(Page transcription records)
========================
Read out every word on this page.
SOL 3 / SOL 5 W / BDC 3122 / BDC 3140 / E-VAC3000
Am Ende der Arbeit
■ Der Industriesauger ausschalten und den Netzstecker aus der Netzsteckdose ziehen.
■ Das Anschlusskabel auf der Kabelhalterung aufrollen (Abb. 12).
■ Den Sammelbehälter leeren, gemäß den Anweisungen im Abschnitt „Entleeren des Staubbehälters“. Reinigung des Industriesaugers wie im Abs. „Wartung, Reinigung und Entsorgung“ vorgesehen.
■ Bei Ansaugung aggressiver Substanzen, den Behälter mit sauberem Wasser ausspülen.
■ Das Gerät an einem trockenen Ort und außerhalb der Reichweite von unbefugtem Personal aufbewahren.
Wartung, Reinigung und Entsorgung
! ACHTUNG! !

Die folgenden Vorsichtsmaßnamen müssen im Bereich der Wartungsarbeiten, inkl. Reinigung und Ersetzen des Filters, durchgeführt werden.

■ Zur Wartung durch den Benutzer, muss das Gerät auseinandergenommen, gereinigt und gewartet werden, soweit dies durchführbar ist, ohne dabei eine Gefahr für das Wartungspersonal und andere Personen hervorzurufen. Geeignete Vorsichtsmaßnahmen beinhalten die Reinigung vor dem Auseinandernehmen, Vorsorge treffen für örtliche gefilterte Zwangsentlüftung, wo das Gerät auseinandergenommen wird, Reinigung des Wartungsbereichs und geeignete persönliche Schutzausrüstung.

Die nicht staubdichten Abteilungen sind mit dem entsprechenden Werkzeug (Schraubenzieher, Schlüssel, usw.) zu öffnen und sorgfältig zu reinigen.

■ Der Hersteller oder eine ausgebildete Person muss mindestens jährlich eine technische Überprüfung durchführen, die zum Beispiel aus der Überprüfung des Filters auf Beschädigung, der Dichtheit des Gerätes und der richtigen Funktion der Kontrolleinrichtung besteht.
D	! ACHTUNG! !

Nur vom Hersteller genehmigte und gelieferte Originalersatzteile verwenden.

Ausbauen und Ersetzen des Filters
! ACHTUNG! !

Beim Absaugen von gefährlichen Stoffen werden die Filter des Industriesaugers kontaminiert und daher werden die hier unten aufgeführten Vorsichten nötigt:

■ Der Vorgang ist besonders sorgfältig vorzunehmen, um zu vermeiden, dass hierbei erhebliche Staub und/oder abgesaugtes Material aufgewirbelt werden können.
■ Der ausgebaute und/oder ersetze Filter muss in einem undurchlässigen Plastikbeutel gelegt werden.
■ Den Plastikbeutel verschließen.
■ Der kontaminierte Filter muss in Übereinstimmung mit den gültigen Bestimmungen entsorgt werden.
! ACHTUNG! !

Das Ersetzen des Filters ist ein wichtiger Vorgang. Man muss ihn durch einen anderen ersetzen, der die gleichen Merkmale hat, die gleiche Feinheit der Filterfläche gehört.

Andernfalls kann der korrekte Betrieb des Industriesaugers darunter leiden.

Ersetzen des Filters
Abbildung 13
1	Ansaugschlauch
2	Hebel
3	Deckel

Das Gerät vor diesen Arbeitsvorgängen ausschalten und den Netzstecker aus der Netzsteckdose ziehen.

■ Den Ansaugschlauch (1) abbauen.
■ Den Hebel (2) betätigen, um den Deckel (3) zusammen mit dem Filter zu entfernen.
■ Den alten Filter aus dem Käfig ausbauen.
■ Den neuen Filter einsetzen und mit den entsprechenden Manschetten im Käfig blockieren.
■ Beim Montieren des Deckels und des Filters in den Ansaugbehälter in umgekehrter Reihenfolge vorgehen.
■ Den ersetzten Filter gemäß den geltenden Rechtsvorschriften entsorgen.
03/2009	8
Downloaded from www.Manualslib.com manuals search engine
========================
Where a line of the entries above holds the word "Reinigung", return that line.

■ Den Sammelbehälter leeren, gemäß den Anweisungen im Abschnitt „Entleeren des Staubbehälters“. Reinigung des Industriesaugers wie im Abs. „Wartung, Reinigung und Entsorgung“ vorgesehen.
Wartung, Reinigung und Entsorgung
Die folgenden Vorsichtsmaßnamen müssen im Bereich der Wartungsarbeiten, inkl. Reinigung und Ersetzen des Filters, durchgeführt werden.
■ Zur Wartung durch den Benutzer, muss das Gerät auseinandergenommen, gereinigt und gewartet werden, soweit dies durchführbar ist, ohne dabei eine Gefahr für das Wartungspersonal und andere Personen hervorzurufen. Geeignete Vorsichtsmaßnahmen beinhalten die Reinigung vor dem Auseinandernehmen, Vorsorge treffen für örtliche gefilterte Zwangsentlüftung, wo das Gerät auseinandergenommen wird, Reinigung des Wartungsbereichs und geeignete persönliche Schutzausrüstung.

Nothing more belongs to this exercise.